**What to produce**
Select every line below containing the word "frac".

**Material provided**
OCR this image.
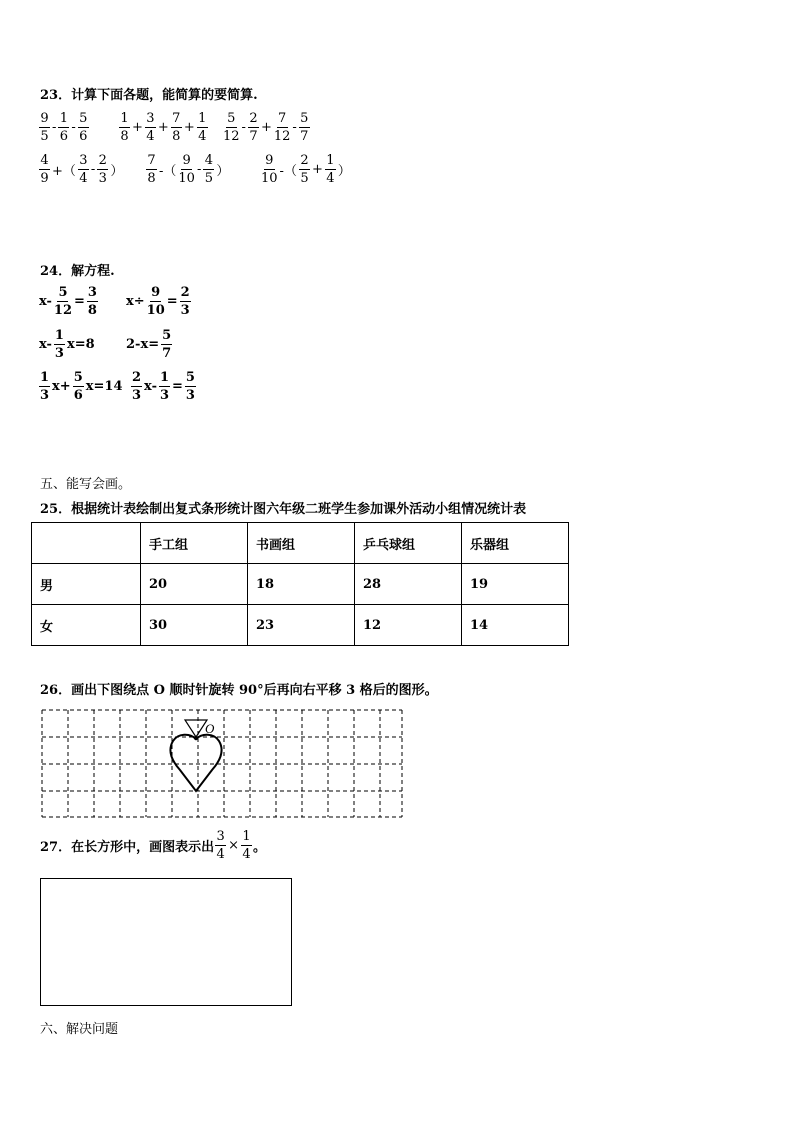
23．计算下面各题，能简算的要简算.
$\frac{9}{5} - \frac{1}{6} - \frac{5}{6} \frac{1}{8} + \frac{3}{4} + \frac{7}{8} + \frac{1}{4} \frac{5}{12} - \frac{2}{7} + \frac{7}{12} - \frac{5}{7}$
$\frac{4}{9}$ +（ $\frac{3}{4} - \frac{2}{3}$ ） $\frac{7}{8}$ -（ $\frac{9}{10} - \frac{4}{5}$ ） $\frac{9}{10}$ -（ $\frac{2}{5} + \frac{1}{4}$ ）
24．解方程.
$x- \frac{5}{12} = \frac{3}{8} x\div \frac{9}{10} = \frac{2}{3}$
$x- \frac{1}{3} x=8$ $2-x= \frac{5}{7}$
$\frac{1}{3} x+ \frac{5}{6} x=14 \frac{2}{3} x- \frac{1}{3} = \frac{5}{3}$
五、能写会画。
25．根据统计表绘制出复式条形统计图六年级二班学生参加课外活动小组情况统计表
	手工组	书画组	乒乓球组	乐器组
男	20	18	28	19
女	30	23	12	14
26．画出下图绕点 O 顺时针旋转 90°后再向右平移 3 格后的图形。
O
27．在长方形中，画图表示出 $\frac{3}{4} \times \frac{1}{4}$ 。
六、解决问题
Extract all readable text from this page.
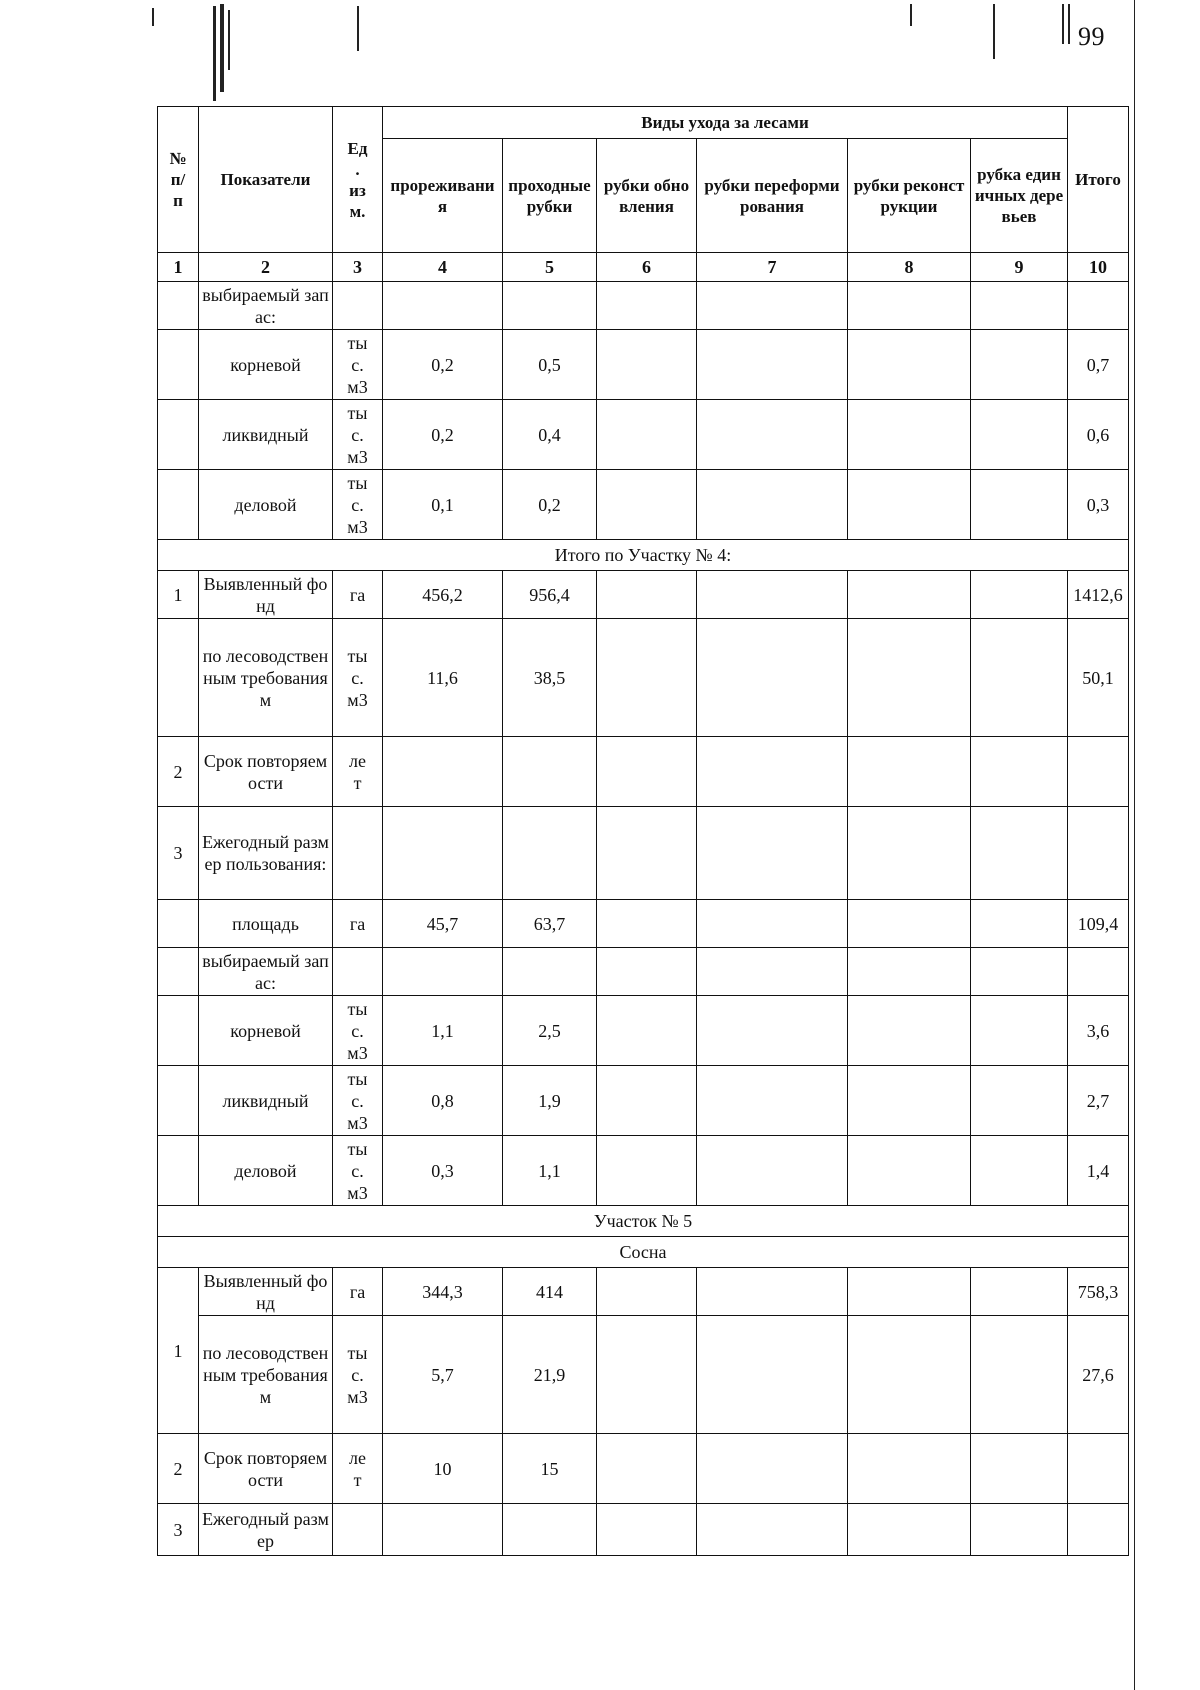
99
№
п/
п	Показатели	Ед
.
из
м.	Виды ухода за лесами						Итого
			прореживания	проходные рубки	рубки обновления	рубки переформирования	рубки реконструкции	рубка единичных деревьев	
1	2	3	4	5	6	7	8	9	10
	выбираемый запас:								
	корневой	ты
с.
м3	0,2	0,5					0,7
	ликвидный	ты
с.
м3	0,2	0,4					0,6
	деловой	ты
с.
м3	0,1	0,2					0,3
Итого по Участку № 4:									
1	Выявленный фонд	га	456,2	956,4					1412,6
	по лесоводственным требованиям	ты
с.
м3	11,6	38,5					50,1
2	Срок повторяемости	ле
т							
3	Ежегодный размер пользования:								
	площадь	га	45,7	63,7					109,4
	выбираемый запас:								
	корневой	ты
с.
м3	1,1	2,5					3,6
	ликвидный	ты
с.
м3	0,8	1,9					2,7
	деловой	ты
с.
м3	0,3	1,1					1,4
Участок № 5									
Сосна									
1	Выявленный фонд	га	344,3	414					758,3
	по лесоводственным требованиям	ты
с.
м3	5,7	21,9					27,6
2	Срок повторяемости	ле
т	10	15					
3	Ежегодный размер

**Completed exercise**
$\frac{9}{5} - \frac{1}{6} - \frac{5}{6} \frac{1}{8} + \frac{3}{4} + \frac{7}{8} + \frac{1}{4} \frac{5}{12} - \frac{2}{7} + \frac{7}{12} - \frac{5}{7}$
$\frac{4}{9}$ +（ $\frac{3}{4} - \frac{2}{3}$ ） $\frac{7}{8}$ -（ $\frac{9}{10} - \frac{4}{5}$ ） $\frac{9}{10}$ -（ $\frac{2}{5} + \frac{1}{4}$ ）
$x- \frac{5}{12} = \frac{3}{8} x\div \frac{9}{10} = \frac{2}{3}$
$x- \frac{1}{3} x=8$ $2-x= \frac{5}{7}$
$\frac{1}{3} x+ \frac{5}{6} x=14 \frac{2}{3} x- \frac{1}{3} = \frac{5}{3}$
27．在长方形中，画图表示出 $\frac{3}{4} \times \frac{1}{4}$ 。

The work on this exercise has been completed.